Using the records below, locate all lines containing "sinistro" and return them.

==============================

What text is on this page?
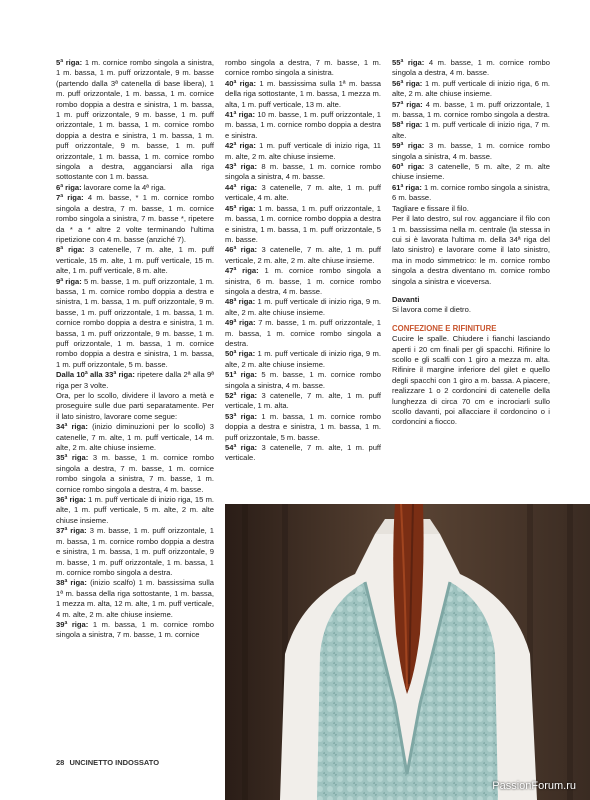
5ª riga: 1 m. cornice rombo singola a sinistra, 1 m. bassa, 1 m. puff orizzontale, 9 m. basse (partendo dalla 3ª catenella di base libera), 1 m. puff orizzontale, 1 m. bassa, 1 m. cornice rombo doppia a destra e sinistra, 1 m. bassa, 1 m. puff orizzontale, 9 m. basse, 1 m. puff orizzontale, 1 m. bassa, 1 m. cornice rombo doppia a destra e sinistra, 1 m. bassa, 1 m. puff orizzontale, 9 m. basse, 1 m. puff orizzontale, 1 m. bassa, 1 m. cornice rombo singola a destra, agganciarsi alla riga sottostante con 1 m. bassa.

6ª riga: lavorare come la 4ª riga.

7ª riga: 4 m. basse, * 1 m. cornice rombo singola a destra, 7 m. basse, 1 m. cornice rombo singola a sinistra, 7 m. basse *, ripetere da * a * altre 2 volte terminando l'ultima ripetizione con 4 m. basse (anziché 7).

8ª riga: 3 catenelle, 7 m. alte, 1 m. puff verticale, 15 m. alte, 1 m. puff verticale, 15 m. alte, 1 m. puff verticale, 8 m. alte.

9ª riga: 5 m. basse, 1 m. puff orizzontale, 1 m. bassa, 1 m. cornice rombo doppia a destra e sinistra, 1 m. bassa, 1 m. puff orizzontale, 9 m. basse, 1 m. puff orizzontale, 1 m. bassa, 1 m. cornice rombo doppia a destra e sinistra, 1 m. bassa, 1 m. puff orizzontale, 9 m. basse, 1 m. puff orizzontale, 1 m. bassa, 1 m. cornice rombo doppia a destra e sinistra, 1 m. bassa, 1 m. puff orizzontale, 5 m. basse.

Dalla 10ª alla 33ª riga: ripetere dalla 2ª alla 9ª riga per 3 volte.

Ora, per lo scollo, dividere il lavoro a metà e proseguire sulle due parti separatamente. Per il lato sinistro, lavorare come segue:

34ª riga: (inizio diminuzioni per lo scollo) 3 catenelle, 7 m. alte, 1 m. puff verticale, 14 m. alte, 2 m. alte chiuse insieme.

35ª riga: 3 m. basse, 1 m. cornice rombo singola a destra, 7 m. basse, 1 m. cornice rombo singola a sinistra, 7 m. basse, 1 m. cornice rombo singola a destra, 4 m. basse.

36ª riga: 1 m. puff verticale di inizio riga, 15 m. alte, 1 m. puff verticale, 5 m. alte, 2 m. alte chiuse insieme.

37ª riga: 3 m. basse, 1 m. puff orizzontale, 1 m. bassa, 1 m. cornice rombo doppia a destra e sinistra, 1 m. bassa, 1 m. puff orizzontale, 9 m. basse, 1 m. puff orizzontale, 1 m. bassa, 1 m. cornice rombo singola a destra.

38ª riga: (inizio scalfo) 1 m. bassissima sulla 1ª m. bassa della riga sottostante, 1 m. bassa, 1 mezza m. alta, 12 m. alte, 1 m. puff verticale, 4 m. alte, 2 m. alte chiuse insieme.

39ª riga: 1 m. bassa, 1 m. cornice rombo singola a sinistra, 7 m. basse, 1 m. cornice

rombo singola a destra, 7 m. basse, 1 m. cornice rombo singola a sinistra.

40ª riga: 1 m. bassissima sulla 1ª m. bassa della riga sottostante, 1 m. bassa, 1 mezza m. alta, 1 m. puff verticale, 13 m. alte.

41ª riga: 10 m. basse, 1 m. puff orizzontale, 1 m. bassa, 1 m. cornice rombo doppia a destra e sinistra.

42ª riga: 1 m. puff verticale di inizio riga, 11 m. alte, 2 m. alte chiuse insieme.

43ª riga: 8 m. basse, 1 m. cornice rombo singola a sinistra, 4 m. basse.

44ª riga: 3 catenelle, 7 m. alte, 1 m. puff verticale, 4 m. alte.

45ª riga: 1 m. bassa, 1 m. puff orizzontale, 1 m. bassa, 1 m. cornice rombo doppia a destra e sinistra, 1 m. bassa, 1 m. puff orizzontale, 5 m. basse.

46ª riga: 3 catenelle, 7 m. alte, 1 m. puff verticale, 2 m. alte, 2 m. alte chiuse insieme.

47ª riga: 1 m. cornice rombo singola a sinistra, 6 m. basse, 1 m. cornice rombo singola a destra, 4 m. basse.

48ª riga: 1 m. puff verticale di inizio riga, 9 m. alte, 2 m. alte chiuse insieme.

49ª riga: 7 m. basse, 1 m. puff orizzontale, 1 m. bassa, 1 m. cornice rombo singola a destra.

50ª riga: 1 m. puff verticale di inizio riga, 9 m. alte, 2 m. alte chiuse insieme.

51ª riga: 5 m. basse, 1 m. cornice rombo singola a sinistra, 4 m. basse.

52ª riga: 3 catenelle, 7 m. alte, 1 m. puff verticale, 1 m. alta.

53ª riga: 1 m. bassa, 1 m. cornice rombo doppia a destra e sinistra, 1 m. bassa, 1 m. puff orizzontale, 5 m. basse.

54ª riga: 3 catenelle, 7 m. alte, 1 m. puff verticale.

55ª riga: 4 m. basse, 1 m. cornice rombo singola a destra, 4 m. basse.

56ª riga: 1 m. puff verticale di inizio riga, 6 m. alte, 2 m. alte chiuse insieme.

57ª riga: 4 m. basse, 1 m. puff orizzontale, 1 m. bassa, 1 m. cornice rombo singola a destra.

58ª riga: 1 m. puff verticale di inizio riga, 7 m. alte.

59ª riga: 3 m. basse, 1 m. cornice rombo singola a sinistra, 4 m. basse.

60ª riga: 3 catenelle, 5 m. alte, 2 m. alte chiuse insieme.

61ª riga: 1 m. cornice rombo singola a sinistra, 6 m. basse.

Tagliare e fissare il filo.

Per il lato destro, sul rov. agganciare il filo con 1 m. bassissima nella m. centrale (la stessa in cui si è lavorata l'ultima m. della 34ª riga del lato sinistro) e lavorare come il lato sinistro, ma in modo simmetrico: le m. cornice rombo singola a destra diventano m. cornice rombo singola a sinistra e viceversa.

Davanti

Si lavora come il dietro.

CONFEZIONE E RIFINITURE

Cucire le spalle. Chiudere i fianchi lasciando aperti i 20 cm finali per gli spacchi. Rifinire lo scollo e gli scalfi con 1 giro a mezza m. alta. Rifinire il margine inferiore del gilet e quello degli spacchi con 1 giro a m. bassa. A piacere, realizzare 1 o 2 cordoncini di catenelle della lunghezza di circa 70 cm e incrociarli sullo scollo davanti, poi allacciare il cordoncino o i cordoncini a fiocco.

PassionForum.ru
28 UNCINETTO INDOSSATO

==============================

> **Result below**:
Ora, per lo scollo, dividere il lavoro a metà e proseguire sulle due parti separatamente. Per il lato sinistro, lavorare come segue:
Per il lato destro, sul rov. agganciare il filo con 1 m. bassissima nella m. centrale (la stessa in cui si è lavorata l'ultima m. della 34ª riga del lato sinistro) e lavorare come il lato sinistro, ma in modo simmetrico: le m. cornice rombo singola a destra diventano m. cornice rombo singola a sinistra e viceversa.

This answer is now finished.